■ **REQUIREMENTS**
Copy out every line of the entries below word for word, but leave the pictures out of your answer.

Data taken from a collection

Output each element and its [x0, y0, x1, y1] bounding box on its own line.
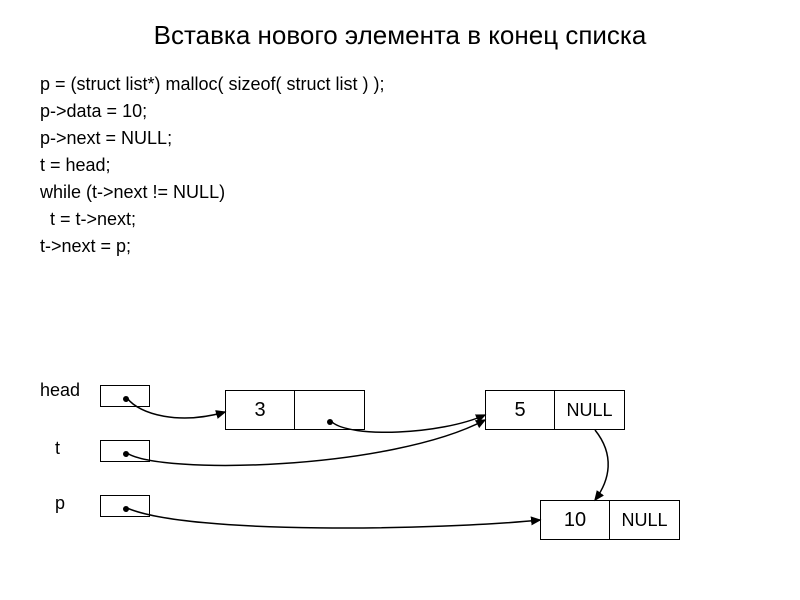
node-1-next — [295, 391, 364, 429]
node-1-data: 3 — [226, 391, 295, 429]
head-dot — [123, 396, 129, 402]
code-line-2: p->data = 10; — [40, 98, 760, 125]
head-pointer-box — [100, 385, 150, 407]
code-line-4: t = head; — [40, 152, 760, 179]
node-3-next: NULL — [610, 501, 679, 539]
node-2: 5 NULL — [485, 390, 625, 430]
node-2-data: 5 — [486, 391, 555, 429]
code-line-7: t->next = p; — [40, 233, 760, 260]
node-1-next-dot — [327, 419, 333, 425]
node-3-data: 10 — [541, 501, 610, 539]
t-pointer-box — [100, 440, 150, 462]
code-block: p = (struct list*) malloc( sizeof( struc… — [40, 71, 760, 260]
head-label: head — [40, 380, 86, 401]
page-title: Вставка нового элемента в конец списка — [40, 20, 760, 51]
code-line-1: p = (struct list*) malloc( sizeof( struc… — [40, 71, 760, 98]
t-label: t — [55, 438, 60, 459]
t-dot — [123, 451, 129, 457]
arrows-svg — [40, 380, 760, 580]
code-line-6: t = t->next; — [40, 206, 760, 233]
node-3: 10 NULL — [540, 500, 680, 540]
code-line-3: p->next = NULL; — [40, 125, 760, 152]
code-line-5: while (t->next != NULL) — [40, 179, 760, 206]
p-pointer-box — [100, 495, 150, 517]
p-label: p — [55, 493, 65, 514]
node-1: 3 — [225, 390, 365, 430]
node-2-next: NULL — [555, 391, 624, 429]
p-dot — [123, 506, 129, 512]
linked-list-diagram: head t p 3 5 NULL 10 NULL — [40, 380, 760, 580]
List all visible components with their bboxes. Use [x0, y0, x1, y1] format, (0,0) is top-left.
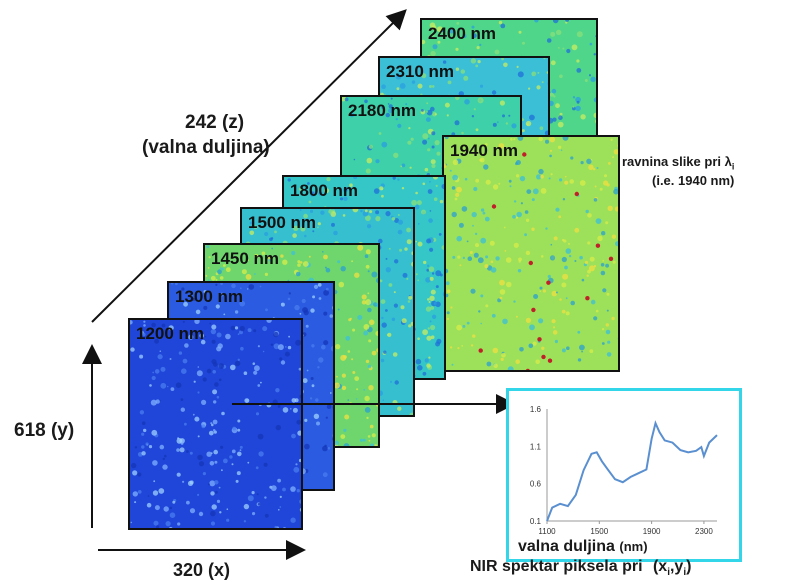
spectrum-y-tick: 0.1	[530, 517, 542, 526]
spectrum-xlabel-main: valna duljina	[518, 538, 615, 555]
spectrum-inset: 1.6 1.1 0.6 0.1 1100 1500 1900 2300	[506, 388, 742, 562]
layer-wavelength-label: 1300 nm	[175, 287, 244, 306]
spectrum-y-tick: 0.6	[530, 480, 542, 489]
image-layer: 1940 nm	[442, 135, 620, 372]
caption-coords: (xi,yi)	[652, 558, 692, 579]
spectrum-xlabel-unit: (nm)	[619, 539, 648, 554]
layer-texture	[130, 320, 301, 528]
spectrum-x-tick: 1100	[538, 527, 556, 536]
layer-wavelength-label: 2180 nm	[348, 101, 417, 120]
image-plane-label: ravnina slike pri λi	[622, 154, 734, 172]
spectrum-y-tick: 1.1	[530, 442, 542, 451]
layer-texture	[444, 137, 618, 370]
image-plane-example: (i.e. 1940 nm)	[652, 173, 735, 188]
layer-wavelength-label: 1800 nm	[290, 181, 359, 200]
z-axis-label: 242 (z)	[185, 112, 245, 133]
layer-wavelength-label: 2310 nm	[386, 62, 455, 81]
spectrum-xlabel: valna duljina (nm)	[518, 538, 648, 556]
y-axis-label: 618 (y)	[14, 420, 75, 441]
layer-wavelength-label: 1500 nm	[248, 213, 317, 232]
spectrum-y-tick: 1.6	[530, 405, 542, 414]
image-layer: 1200 nm	[128, 318, 303, 530]
spectrum-caption: NIR spektar piksela pri (xi,yi)	[470, 558, 691, 578]
caption-main: NIR spektar piksela pri	[470, 558, 643, 575]
image-plane-subscript: i	[731, 161, 735, 172]
layer-wavelength-label: 1200 nm	[136, 324, 205, 343]
spectrum-x-tick: 1500	[590, 527, 608, 536]
z-axis-arrow	[91, 9, 407, 323]
layer-wavelength-label: 2400 nm	[428, 24, 497, 43]
layer-wavelength-label: 1940 nm	[450, 141, 519, 160]
spectrum-line	[546, 420, 718, 522]
spectrum-x-tick: 1900	[643, 527, 661, 536]
z-axis-sublabel: (valna duljina)	[142, 137, 270, 158]
image-plane-line1: ravnina slike pri λ	[622, 154, 732, 169]
x-axis-label: 320 (x)	[173, 560, 231, 580]
spectrum-x-tick: 2300	[695, 527, 713, 536]
layer-wavelength-label: 1450 nm	[211, 249, 280, 268]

■ **SOLUTION FOR THIS PROBLEM**
Output each element and its [x0, y0, x1, y1] bounding box on its own line.
node-1-next — [295, 391, 364, 429]
node-1-data: 3 — [226, 391, 295, 429]
head-dot — [123, 396, 129, 402]
code-line-2: p->data = 10; — [40, 98, 760, 125]
head-pointer-box — [100, 385, 150, 407]
code-line-4: t = head; — [40, 152, 760, 179]
node-3-next: NULL — [610, 501, 679, 539]
node-2: 5 NULL — [485, 390, 625, 430]
node-2-data: 5 — [486, 391, 555, 429]
code-line-7: t->next = p; — [40, 233, 760, 260]
node-1-next-dot — [327, 419, 333, 425]
node-3-data: 10 — [541, 501, 610, 539]
t-pointer-box — [100, 440, 150, 462]
code-block: p = (struct list*) malloc( sizeof( struc… — [40, 71, 760, 260]
head-label: head — [40, 380, 86, 401]
page-title: Вставка нового элемента в конец списка — [40, 20, 760, 51]
code-line-1: p = (struct list*) malloc( sizeof( struc… — [40, 71, 760, 98]
t-label: t — [55, 438, 60, 459]
t-dot — [123, 451, 129, 457]
arrows-svg — [40, 380, 760, 580]
code-line-6: t = t->next; — [40, 206, 760, 233]
node-3: 10 NULL — [540, 500, 680, 540]
code-line-3: p->next = NULL; — [40, 125, 760, 152]
code-line-5: while (t->next != NULL) — [40, 179, 760, 206]
p-pointer-box — [100, 495, 150, 517]
p-label: p — [55, 493, 65, 514]
node-1: 3 — [225, 390, 365, 430]
node-2-next: NULL — [555, 391, 624, 429]
p-dot — [123, 506, 129, 512]
linked-list-diagram: head t p 3 5 NULL 10 NULL — [40, 380, 760, 580]
List all visible components with their bboxes. Use [x0, y0, x1, y1] format, (0,0) is top-left.
spectrum-y-tick: 0.1	[530, 517, 542, 526]
spectrum-xlabel-main: valna duljina	[518, 538, 615, 555]
spectrum-inset: 1.6 1.1 0.6 0.1 1100 1500 1900 2300	[506, 388, 742, 562]
layer-wavelength-label: 1300 nm	[175, 287, 244, 306]
spectrum-y-tick: 0.6	[530, 480, 542, 489]
image-layer: 1940 nm	[442, 135, 620, 372]
caption-coords: (xi,yi)	[652, 558, 692, 579]
spectrum-xlabel-unit: (nm)	[619, 539, 648, 554]
layer-texture	[130, 320, 301, 528]
spectrum-x-tick: 1100	[538, 527, 556, 536]
layer-wavelength-label: 2180 nm	[348, 101, 417, 120]
image-plane-label: ravnina slike pri λi	[622, 154, 734, 172]
spectrum-y-tick: 1.1	[530, 442, 542, 451]
layer-texture	[444, 137, 618, 370]
image-plane-example: (i.e. 1940 nm)	[652, 173, 735, 188]
layer-wavelength-label: 1800 nm	[290, 181, 359, 200]
z-axis-label: 242 (z)	[185, 112, 245, 133]
layer-wavelength-label: 2310 nm	[386, 62, 455, 81]
spectrum-xlabel: valna duljina (nm)	[518, 538, 648, 556]
y-axis-label: 618 (y)	[14, 420, 75, 441]
layer-wavelength-label: 1500 nm	[248, 213, 317, 232]
spectrum-y-tick: 1.6	[530, 405, 542, 414]
image-layer: 1200 nm	[128, 318, 303, 530]
spectrum-caption: NIR spektar piksela pri (xi,yi)	[470, 558, 691, 578]
caption-main: NIR spektar piksela pri	[470, 558, 643, 575]
image-plane-subscript: i	[731, 161, 735, 172]
layer-wavelength-label: 1200 nm	[136, 324, 205, 343]
spectrum-x-tick: 1500	[590, 527, 608, 536]
z-axis-arrow	[91, 9, 407, 323]
layer-wavelength-label: 2400 nm	[428, 24, 497, 43]
layer-wavelength-label: 1940 nm	[450, 141, 519, 160]
spectrum-line	[546, 420, 718, 522]
spectrum-x-tick: 1900	[643, 527, 661, 536]
z-axis-sublabel: (valna duljina)	[142, 137, 270, 158]
image-plane-line1: ravnina slike pri λ	[622, 154, 732, 169]
x-axis-label: 320 (x)	[173, 560, 231, 580]
spectrum-x-tick: 2300	[695, 527, 713, 536]
layer-wavelength-label: 1450 nm	[211, 249, 280, 268]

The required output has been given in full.